# Listed records
········
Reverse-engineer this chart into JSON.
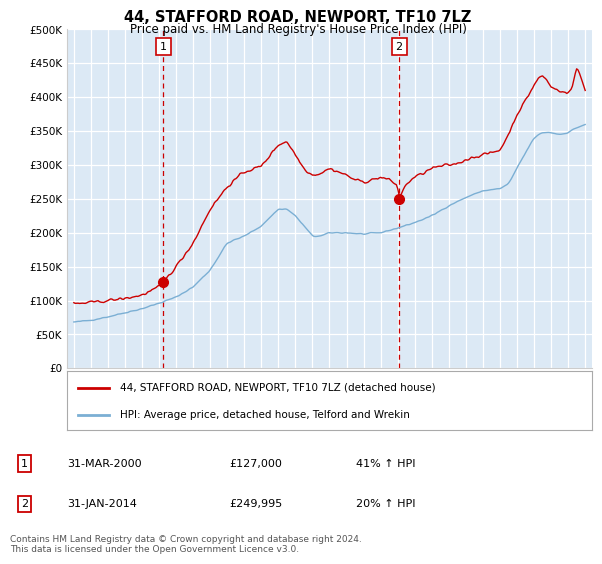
{
  "title": "44, STAFFORD ROAD, NEWPORT, TF10 7LZ",
  "subtitle": "Price paid vs. HM Land Registry's House Price Index (HPI)",
  "plot_bg_color": "#dce9f5",
  "grid_color": "white",
  "red_line_color": "#cc0000",
  "blue_line_color": "#7bafd4",
  "sale1_x": 2000.25,
  "sale1_y": 127000,
  "sale2_x": 2014.083,
  "sale2_y": 249995,
  "vline1_x": 2000.25,
  "vline2_x": 2014.083,
  "ylim": [
    0,
    500000
  ],
  "yticks": [
    0,
    50000,
    100000,
    150000,
    200000,
    250000,
    300000,
    350000,
    400000,
    450000,
    500000
  ],
  "ytick_labels": [
    "£0",
    "£50K",
    "£100K",
    "£150K",
    "£200K",
    "£250K",
    "£300K",
    "£350K",
    "£400K",
    "£450K",
    "£500K"
  ],
  "xlim_left": 1994.6,
  "xlim_right": 2025.4,
  "legend_label_red": "44, STAFFORD ROAD, NEWPORT, TF10 7LZ (detached house)",
  "legend_label_blue": "HPI: Average price, detached house, Telford and Wrekin",
  "footnote": "Contains HM Land Registry data © Crown copyright and database right 2024.\nThis data is licensed under the Open Government Licence v3.0.",
  "table_row1": [
    "1",
    "31-MAR-2000",
    "£127,000",
    "41% ↑ HPI"
  ],
  "table_row2": [
    "2",
    "31-JAN-2014",
    "£249,995",
    "20% ↑ HPI"
  ],
  "hpi_years": [
    1995.0,
    1995.08,
    1995.17,
    1995.25,
    1995.33,
    1995.42,
    1995.5,
    1995.58,
    1995.67,
    1995.75,
    1995.83,
    1995.92,
    1996.0,
    1996.08,
    1996.17,
    1996.25,
    1996.33,
    1996.42,
    1996.5,
    1996.58,
    1996.67,
    1996.75,
    1996.83,
    1996.92,
    1997.0,
    1997.08,
    1997.17,
    1997.25,
    1997.33,
    1997.42,
    1997.5,
    1997.58,
    1997.67,
    1997.75,
    1997.83,
    1997.92,
    1998.0,
    1998.08,
    1998.17,
    1998.25,
    1998.33,
    1998.42,
    1998.5,
    1998.58,
    1998.67,
    1998.75,
    1998.83,
    1998.92,
    1999.0,
    1999.08,
    1999.17,
    1999.25,
    1999.33,
    1999.42,
    1999.5,
    1999.58,
    1999.67,
    1999.75,
    1999.83,
    1999.92,
    2000.0,
    2000.08,
    2000.17,
    2000.25,
    2000.33,
    2000.42,
    2000.5,
    2000.58,
    2000.67,
    2000.75,
    2000.83,
    2000.92,
    2001.0,
    2001.08,
    2001.17,
    2001.25,
    2001.33,
    2001.42,
    2001.5,
    2001.58,
    2001.67,
    2001.75,
    2001.83,
    2001.92,
    2002.0,
    2002.08,
    2002.17,
    2002.25,
    2002.33,
    2002.42,
    2002.5,
    2002.58,
    2002.67,
    2002.75,
    2002.83,
    2002.92,
    2003.0,
    2003.08,
    2003.17,
    2003.25,
    2003.33,
    2003.42,
    2003.5,
    2003.58,
    2003.67,
    2003.75,
    2003.83,
    2003.92,
    2004.0,
    2004.08,
    2004.17,
    2004.25,
    2004.33,
    2004.42,
    2004.5,
    2004.58,
    2004.67,
    2004.75,
    2004.83,
    2004.92,
    2005.0,
    2005.08,
    2005.17,
    2005.25,
    2005.33,
    2005.42,
    2005.5,
    2005.58,
    2005.67,
    2005.75,
    2005.83,
    2005.92,
    2006.0,
    2006.08,
    2006.17,
    2006.25,
    2006.33,
    2006.42,
    2006.5,
    2006.58,
    2006.67,
    2006.75,
    2006.83,
    2006.92,
    2007.0,
    2007.08,
    2007.17,
    2007.25,
    2007.33,
    2007.42,
    2007.5,
    2007.58,
    2007.67,
    2007.75,
    2007.83,
    2007.92,
    2008.0,
    2008.08,
    2008.17,
    2008.25,
    2008.33,
    2008.42,
    2008.5,
    2008.58,
    2008.67,
    2008.75,
    2008.83,
    2008.92,
    2009.0,
    2009.08,
    2009.17,
    2009.25,
    2009.33,
    2009.42,
    2009.5,
    2009.58,
    2009.67,
    2009.75,
    2009.83,
    2009.92,
    2010.0,
    2010.08,
    2010.17,
    2010.25,
    2010.33,
    2010.42,
    2010.5,
    2010.58,
    2010.67,
    2010.75,
    2010.83,
    2010.92,
    2011.0,
    2011.08,
    2011.17,
    2011.25,
    2011.33,
    2011.42,
    2011.5,
    2011.58,
    2011.67,
    2011.75,
    2011.83,
    2011.92,
    2012.0,
    2012.08,
    2012.17,
    2012.25,
    2012.33,
    2012.42,
    2012.5,
    2012.58,
    2012.67,
    2012.75,
    2012.83,
    2012.92,
    2013.0,
    2013.08,
    2013.17,
    2013.25,
    2013.33,
    2013.42,
    2013.5,
    2013.58,
    2013.67,
    2013.75,
    2013.83,
    2013.92,
    2014.0,
    2014.08,
    2014.17,
    2014.25,
    2014.33,
    2014.42,
    2014.5,
    2014.58,
    2014.67,
    2014.75,
    2014.83,
    2014.92,
    2015.0,
    2015.08,
    2015.17,
    2015.25,
    2015.33,
    2015.42,
    2015.5,
    2015.58,
    2015.67,
    2015.75,
    2015.83,
    2015.92,
    2016.0,
    2016.08,
    2016.17,
    2016.25,
    2016.33,
    2016.42,
    2016.5,
    2016.58,
    2016.67,
    2016.75,
    2016.83,
    2016.92,
    2017.0,
    2017.08,
    2017.17,
    2017.25,
    2017.33,
    2017.42,
    2017.5,
    2017.58,
    2017.67,
    2017.75,
    2017.83,
    2017.92,
    2018.0,
    2018.08,
    2018.17,
    2018.25,
    2018.33,
    2018.42,
    2018.5,
    2018.58,
    2018.67,
    2018.75,
    2018.83,
    2018.92,
    2019.0,
    2019.08,
    2019.17,
    2019.25,
    2019.33,
    2019.42,
    2019.5,
    2019.58,
    2019.67,
    2019.75,
    2019.83,
    2019.92,
    2020.0,
    2020.08,
    2020.17,
    2020.25,
    2020.33,
    2020.42,
    2020.5,
    2020.58,
    2020.67,
    2020.75,
    2020.83,
    2020.92,
    2021.0,
    2021.08,
    2021.17,
    2021.25,
    2021.33,
    2021.42,
    2021.5,
    2021.58,
    2021.67,
    2021.75,
    2021.83,
    2021.92,
    2022.0,
    2022.08,
    2022.17,
    2022.25,
    2022.33,
    2022.42,
    2022.5,
    2022.58,
    2022.67,
    2022.75,
    2022.83,
    2022.92,
    2023.0,
    2023.08,
    2023.17,
    2023.25,
    2023.33,
    2023.42,
    2023.5,
    2023.58,
    2023.67,
    2023.75,
    2023.83,
    2023.92,
    2024.0,
    2024.08,
    2024.17,
    2024.25,
    2024.33,
    2024.42,
    2024.5,
    2024.58,
    2024.67,
    2024.75,
    2024.83,
    2024.92,
    2025.0
  ]
}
········
# Set task
Check each line above for the word "STAFFORD" and give the number of lines that have it, nothing else.

# Task solution
2